Task to complete: Make a tally of the lines in the records that include the string "magnification", and give only that number.

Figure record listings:
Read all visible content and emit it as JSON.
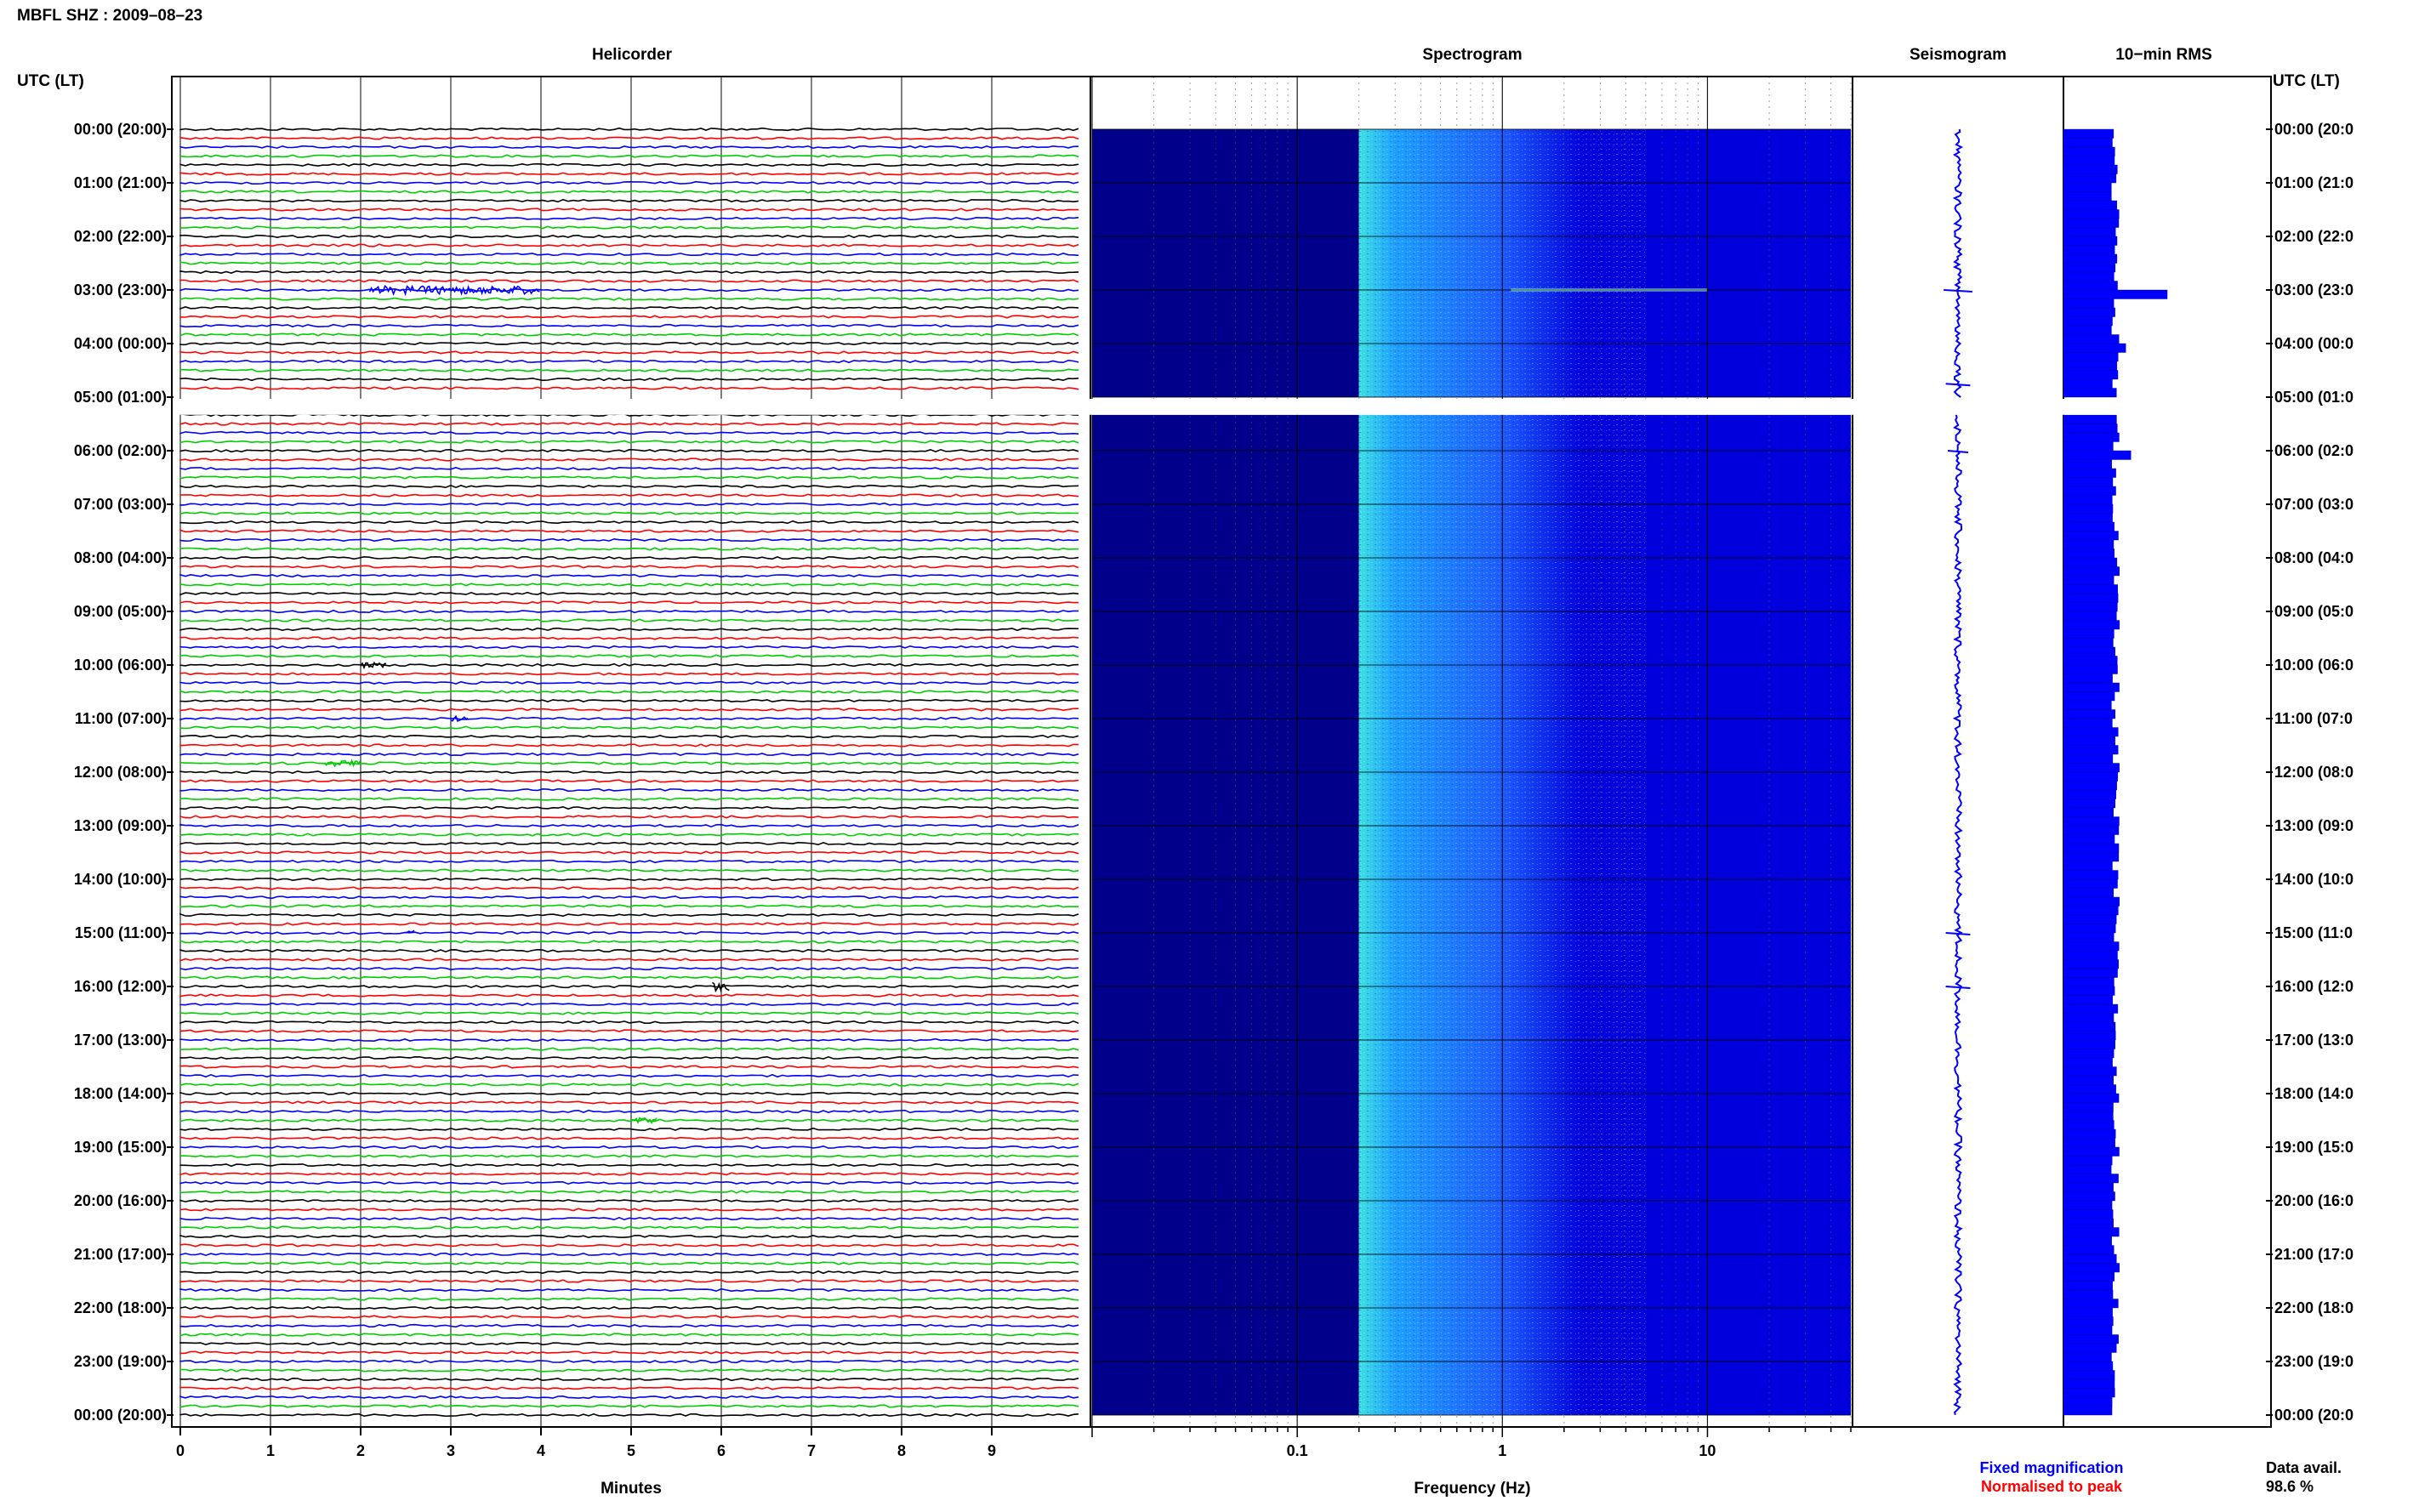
{
  "header": {
    "title": "MBFL SHZ : 2009–08–23"
  },
  "left_axis": {
    "label": "UTC (LT)"
  },
  "right_axis": {
    "label": "UTC (LT)"
  },
  "hours": [
    "00:00 (20:00)",
    "01:00 (21:00)",
    "02:00 (22:00)",
    "03:00 (23:00)",
    "04:00 (00:00)",
    "05:00 (01:00)",
    "06:00 (02:00)",
    "07:00 (03:00)",
    "08:00 (04:00)",
    "09:00 (05:00)",
    "10:00 (06:00)",
    "11:00 (07:00)",
    "12:00 (08:00)",
    "13:00 (09:00)",
    "14:00 (10:00)",
    "15:00 (11:00)",
    "16:00 (12:00)",
    "17:00 (13:00)",
    "18:00 (14:00)",
    "19:00 (15:00)",
    "20:00 (16:00)",
    "21:00 (17:00)",
    "22:00 (18:00)",
    "23:00 (19:00)",
    "00:00 (20:00)"
  ],
  "right_hours": [
    "00:00 (20:0",
    "01:00 (21:0",
    "02:00 (22:0",
    "03:00 (23:0",
    "04:00 (00:0",
    "05:00 (01:0",
    "06:00 (02:0",
    "07:00 (03:0",
    "08:00 (04:0",
    "09:00 (05:0",
    "10:00 (06:0",
    "11:00 (07:0",
    "12:00 (08:0",
    "13:00 (09:0",
    "14:00 (10:0",
    "15:00 (11:0",
    "16:00 (12:0",
    "17:00 (13:0",
    "18:00 (14:0",
    "19:00 (15:0",
    "20:00 (16:0",
    "21:00 (17:0",
    "22:00 (18:0",
    "23:00 (19:0",
    "00:00 (20:0"
  ],
  "gap": {
    "start_hour": 5.0,
    "end_hour": 5.33
  },
  "legend": {
    "fixed": "Fixed magnification",
    "normalised": "Normalised to peak",
    "fixed_color": "#0000ff",
    "normalised_color": "#ff0000"
  },
  "availability": {
    "label": "Data avail.",
    "value": "98.6 %"
  },
  "chart_data": [
    {
      "type": "line",
      "title": "Helicorder",
      "xlabel": "Minutes",
      "x_ticks": [
        "0",
        "1",
        "2",
        "3",
        "4",
        "5",
        "6",
        "7",
        "8",
        "9"
      ],
      "xlim": [
        0,
        10
      ],
      "rows_per_hour": 6,
      "trace_colors": [
        "#000000",
        "#ff0000",
        "#0000ff",
        "#00cc00"
      ],
      "events": [
        {
          "hour": 3.0,
          "start_min": 2.1,
          "end_min": 4.0,
          "amp": 0.9
        },
        {
          "hour": 10.0,
          "start_min": 2.0,
          "end_min": 2.3,
          "amp": 0.6
        },
        {
          "hour": 11.0,
          "start_min": 3.0,
          "end_min": 3.2,
          "amp": 0.6
        },
        {
          "hour": 11.83,
          "start_min": 1.6,
          "end_min": 2.0,
          "amp": 0.7
        },
        {
          "hour": 15.0,
          "start_min": 2.5,
          "end_min": 2.6,
          "amp": 0.8
        },
        {
          "hour": 16.0,
          "start_min": 5.9,
          "end_min": 6.1,
          "amp": 1.0
        },
        {
          "hour": 18.5,
          "start_min": 5.0,
          "end_min": 5.3,
          "amp": 0.6
        }
      ]
    },
    {
      "type": "heatmap",
      "title": "Spectrogram",
      "xlabel": "Frequency (Hz)",
      "x_scale": "log",
      "xlim": [
        0.01,
        50
      ],
      "x_ticks": [
        "0.1",
        "1",
        "10"
      ],
      "colormap": [
        "#00008b",
        "#0000dd",
        "#1e5bff",
        "#1ea0ff",
        "#3ee0e0",
        "#8ef0b0"
      ],
      "bands": [
        {
          "f_from": 0.01,
          "f_to": 0.2,
          "level": 0
        },
        {
          "f_from": 0.2,
          "f_to": 0.3,
          "level": 4
        },
        {
          "f_from": 0.3,
          "f_to": 1.0,
          "level": 3
        },
        {
          "f_from": 1.0,
          "f_to": 2.5,
          "level": 2
        },
        {
          "f_from": 2.5,
          "f_to": 50,
          "level": 1
        }
      ],
      "tonal_lines": [
        {
          "hour": 3.0,
          "f_from": 1.1,
          "f_to": 10,
          "color": "#8ef0d0"
        }
      ]
    },
    {
      "type": "line",
      "title": "Seismogram",
      "series": [
        {
          "name": "Fixed magnification",
          "color": "#0000ff"
        }
      ],
      "spikes": [
        {
          "hour": 3.0,
          "amp": 0.7
        },
        {
          "hour": 4.75,
          "amp": 0.6
        },
        {
          "hour": 6.0,
          "amp": 0.5
        },
        {
          "hour": 15.0,
          "amp": 0.6
        },
        {
          "hour": 16.0,
          "amp": 0.6
        }
      ]
    },
    {
      "type": "bar",
      "title": "10−min RMS",
      "orientation": "horizontal",
      "color": "#0000ff",
      "base_value": 1.0,
      "xlim": [
        0,
        4
      ],
      "peaks": [
        {
          "hour": 3.0,
          "value": 2.0
        },
        {
          "hour": 6.0,
          "value": 1.3
        },
        {
          "hour": 4.0,
          "value": 1.2
        }
      ]
    }
  ]
}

Written answer: 2